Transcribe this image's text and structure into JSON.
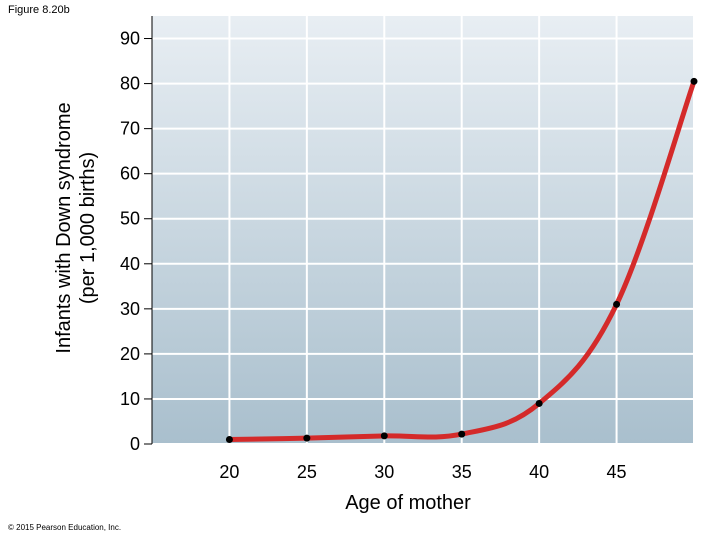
{
  "figure_label": "Figure 8.20b",
  "copyright": "© 2015 Pearson Education, Inc.",
  "colors": {
    "line": "#d42a2a",
    "point": "#000000",
    "plot_bg_top": "#e8eef3",
    "plot_bg_bottom": "#a9bfcd",
    "grid": "#ffffff"
  },
  "chart_data": {
    "type": "line",
    "title": "",
    "xlabel": "Age of mother",
    "ylabel_lines": [
      "Infants with Down syndrome",
      "(per 1,000 births)"
    ],
    "x": [
      20,
      25,
      30,
      35,
      40,
      45,
      50
    ],
    "values": [
      1.0,
      1.3,
      1.8,
      2.2,
      9.0,
      31.0,
      80.5
    ],
    "xlim": [
      15,
      50
    ],
    "ylim": [
      0,
      95
    ],
    "x_ticks": [
      20,
      25,
      30,
      35,
      40,
      45
    ],
    "y_ticks": [
      0,
      10,
      20,
      30,
      40,
      50,
      60,
      70,
      80,
      90
    ],
    "grid": true,
    "legend": "none"
  }
}
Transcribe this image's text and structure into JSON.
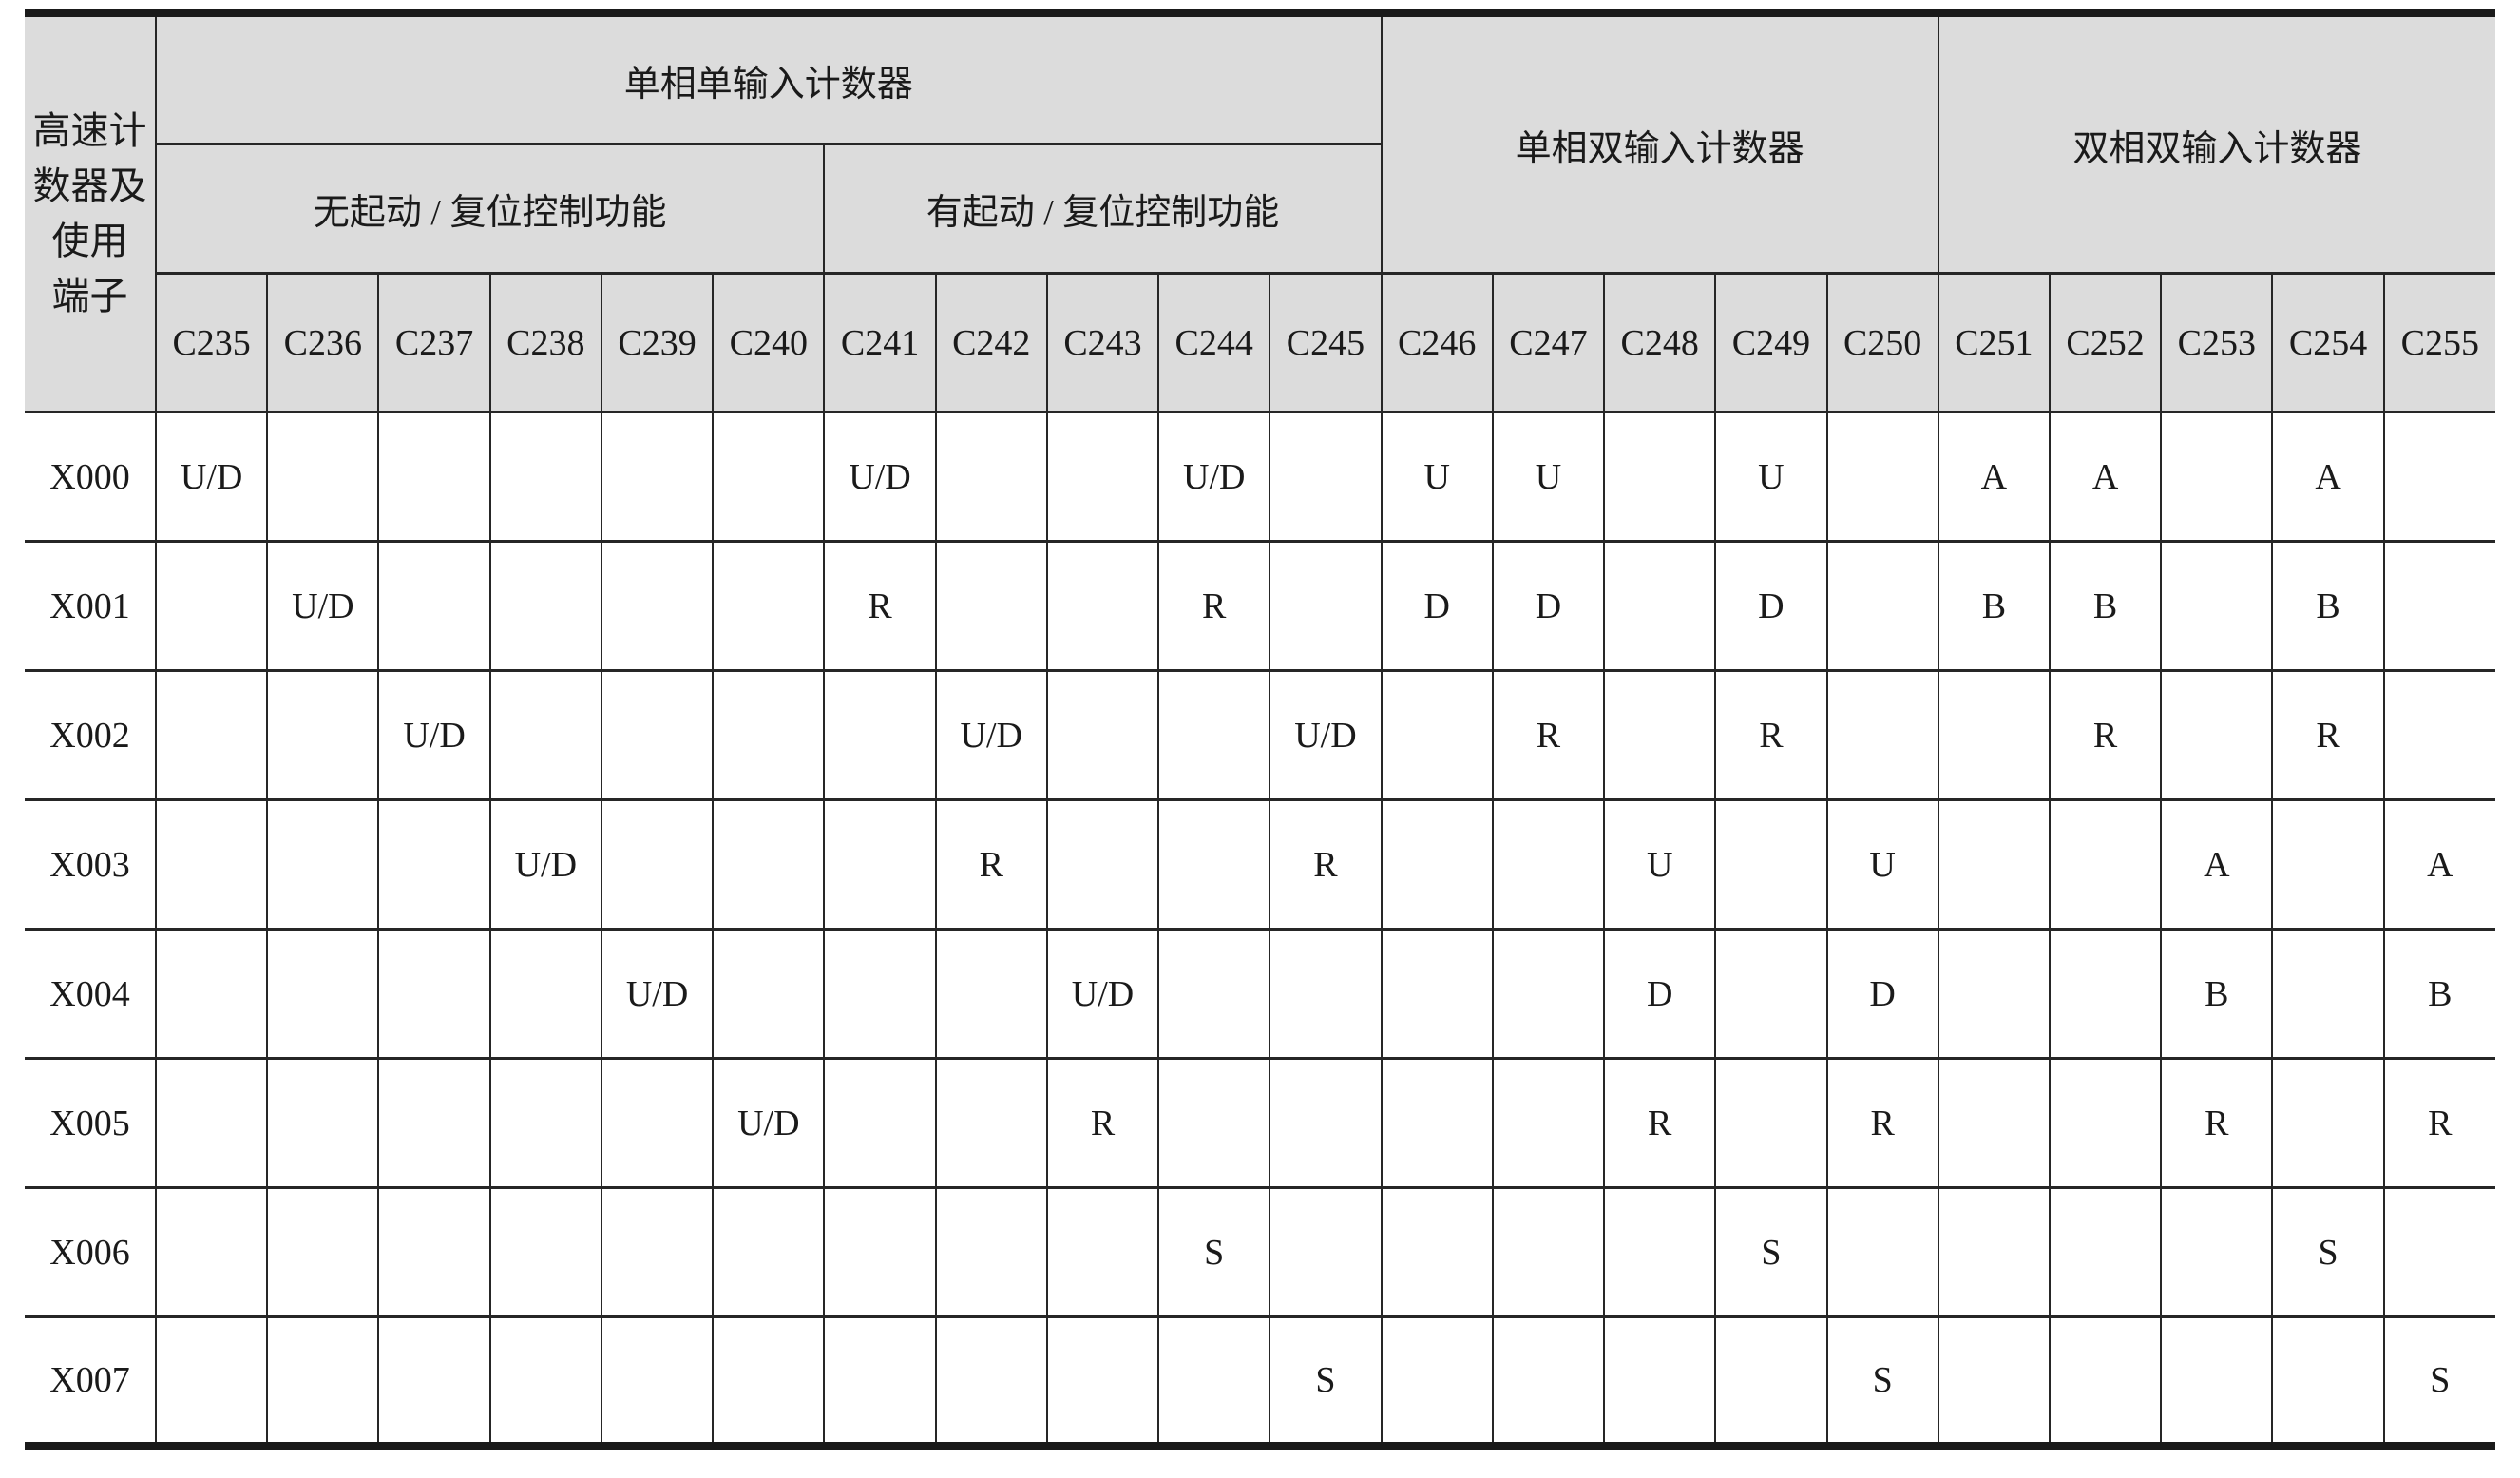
{
  "table": {
    "corner": {
      "lines": [
        "高速计",
        "数器及",
        "使用",
        "端子"
      ]
    },
    "groups": [
      {
        "label": "单相单输入计数器"
      },
      {
        "label": "单相双输入计数器"
      },
      {
        "label": "双相双输入计数器"
      }
    ],
    "subgroups": [
      {
        "label": "无起动 / 复位控制功能"
      },
      {
        "label": "有起动 / 复位控制功能"
      }
    ],
    "columns": [
      "C235",
      "C236",
      "C237",
      "C238",
      "C239",
      "C240",
      "C241",
      "C242",
      "C243",
      "C244",
      "C245",
      "C246",
      "C247",
      "C248",
      "C249",
      "C250",
      "C251",
      "C252",
      "C253",
      "C254",
      "C255"
    ],
    "rows": [
      {
        "label": "X000",
        "values": [
          "U/D",
          "",
          "",
          "",
          "",
          "",
          "U/D",
          "",
          "",
          "U/D",
          "",
          "U",
          "U",
          "",
          "U",
          "",
          "A",
          "A",
          "",
          "A",
          ""
        ]
      },
      {
        "label": "X001",
        "values": [
          "",
          "U/D",
          "",
          "",
          "",
          "",
          "R",
          "",
          "",
          "R",
          "",
          "D",
          "D",
          "",
          "D",
          "",
          "B",
          "B",
          "",
          "B",
          ""
        ]
      },
      {
        "label": "X002",
        "values": [
          "",
          "",
          "U/D",
          "",
          "",
          "",
          "",
          "U/D",
          "",
          "",
          "U/D",
          "",
          "R",
          "",
          "R",
          "",
          "",
          "R",
          "",
          "R",
          ""
        ]
      },
      {
        "label": "X003",
        "values": [
          "",
          "",
          "",
          "U/D",
          "",
          "",
          "",
          "R",
          "",
          "",
          "R",
          "",
          "",
          "U",
          "",
          "U",
          "",
          "",
          "A",
          "",
          "A"
        ]
      },
      {
        "label": "X004",
        "values": [
          "",
          "",
          "",
          "",
          "U/D",
          "",
          "",
          "",
          "U/D",
          "",
          "",
          "",
          "",
          "D",
          "",
          "D",
          "",
          "",
          "B",
          "",
          "B"
        ]
      },
      {
        "label": "X005",
        "values": [
          "",
          "",
          "",
          "",
          "",
          "U/D",
          "",
          "",
          "R",
          "",
          "",
          "",
          "",
          "R",
          "",
          "R",
          "",
          "",
          "R",
          "",
          "R"
        ]
      },
      {
        "label": "X006",
        "values": [
          "",
          "",
          "",
          "",
          "",
          "",
          "",
          "",
          "",
          "S",
          "",
          "",
          "",
          "",
          "S",
          "",
          "",
          "",
          "",
          "S",
          ""
        ]
      },
      {
        "label": "X007",
        "values": [
          "",
          "",
          "",
          "",
          "",
          "",
          "",
          "",
          "",
          "",
          "S",
          "",
          "",
          "",
          "",
          "S",
          "",
          "",
          "",
          "",
          "S"
        ]
      }
    ]
  },
  "colors": {
    "header_bg": "#dcdcdc",
    "line": "#262626",
    "thick_line": "#1a1a1a",
    "text": "#1a1a1a",
    "page_bg": "#ffffff"
  }
}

★ ★ ★ ★ ★ ★ ★

* _Exercise directions_
Skip the pictures, then retype every line above exactly.

* _Result of the task_
Transcribe this image's text and structure into JSON.
{
  "figure_label": "Figure 8.20b",
  "copyright": "© 2015 Pearson Education, Inc.",
  "colors": {
    "line": "#d42a2a",
    "point": "#000000",
    "plot_bg_top": "#e8eef3",
    "plot_bg_bottom": "#a9bfcd",
    "grid": "#ffffff"
  },
  "chart_data": {
    "type": "line",
    "title": "",
    "xlabel": "Age of mother",
    "ylabel_lines": [
      "Infants with Down syndrome",
      "(per 1,000 births)"
    ],
    "x": [
      20,
      25,
      30,
      35,
      40,
      45,
      50
    ],
    "values": [
      1.0,
      1.3,
      1.8,
      2.2,
      9.0,
      31.0,
      80.5
    ],
    "xlim": [
      15,
      50
    ],
    "ylim": [
      0,
      95
    ],
    "x_ticks": [
      20,
      25,
      30,
      35,
      40,
      45
    ],
    "y_ticks": [
      0,
      10,
      20,
      30,
      40,
      50,
      60,
      70,
      80,
      90
    ],
    "grid": true,
    "legend": "none"
  }
}
Transcribe this image's text and structure into JSON.
{
  "table": {
    "corner": {
      "lines": [
        "高速计",
        "数器及",
        "使用",
        "端子"
      ]
    },
    "groups": [
      {
        "label": "单相单输入计数器"
      },
      {
        "label": "单相双输入计数器"
      },
      {
        "label": "双相双输入计数器"
      }
    ],
    "subgroups": [
      {
        "label": "无起动 / 复位控制功能"
      },
      {
        "label": "有起动 / 复位控制功能"
      }
    ],
    "columns": [
      "C235",
      "C236",
      "C237",
      "C238",
      "C239",
      "C240",
      "C241",
      "C242",
      "C243",
      "C244",
      "C245",
      "C246",
      "C247",
      "C248",
      "C249",
      "C250",
      "C251",
      "C252",
      "C253",
      "C254",
      "C255"
    ],
    "rows": [
      {
        "label": "X000",
        "values": [
          "U/D",
          "",
          "",
          "",
          "",
          "",
          "U/D",
          "",
          "",
          "U/D",
          "",
          "U",
          "U",
          "",
          "U",
          "",
          "A",
          "A",
          "",
          "A",
          ""
        ]
      },
      {
        "label": "X001",
        "values": [
          "",
          "U/D",
          "",
          "",
          "",
          "",
          "R",
          "",
          "",
          "R",
          "",
          "D",
          "D",
          "",
          "D",
          "",
          "B",
          "B",
          "",
          "B",
          ""
        ]
      },
      {
        "label": "X002",
        "values": [
          "",
          "",
          "U/D",
          "",
          "",
          "",
          "",
          "U/D",
          "",
          "",
          "U/D",
          "",
          "R",
          "",
          "R",
          "",
          "",
          "R",
          "",
          "R",
          ""
        ]
      },
      {
        "label": "X003",
        "values": [
          "",
          "",
          "",
          "U/D",
          "",
          "",
          "",
          "R",
          "",
          "",
          "R",
          "",
          "",
          "U",
          "",
          "U",
          "",
          "",
          "A",
          "",
          "A"
        ]
      },
      {
        "label": "X004",
        "values": [
          "",
          "",
          "",
          "",
          "U/D",
          "",
          "",
          "",
          "U/D",
          "",
          "",
          "",
          "",
          "D",
          "",
          "D",
          "",
          "",
          "B",
          "",
          "B"
        ]
      },
      {
        "label": "X005",
        "values": [
          "",
          "",
          "",
          "",
          "",
          "U/D",
          "",
          "",
          "R",
          "",
          "",
          "",
          "",
          "R",
          "",
          "R",
          "",
          "",
          "R",
          "",
          "R"
        ]
      },
      {
        "label": "X006",
        "values": [
          "",
          "",
          "",
          "",
          "",
          "",
          "",
          "",
          "",
          "S",
          "",
          "",
          "",
          "",
          "S",
          "",
          "",
          "",
          "",
          "S",
          ""
        ]
      },
      {
        "label": "X007",
        "values": [
          "",
          "",
          "",
          "",
          "",
          "",
          "",
          "",
          "",
          "",
          "S",
          "",
          "",
          "",
          "",
          "S",
          "",
          "",
          "",
          "",
          "S"
        ]
      }
    ]
  },
  "colors": {
    "header_bg": "#dcdcdc",
    "line": "#262626",
    "thick_line": "#1a1a1a",
    "text": "#1a1a1a",
    "page_bg": "#ffffff"
  }
}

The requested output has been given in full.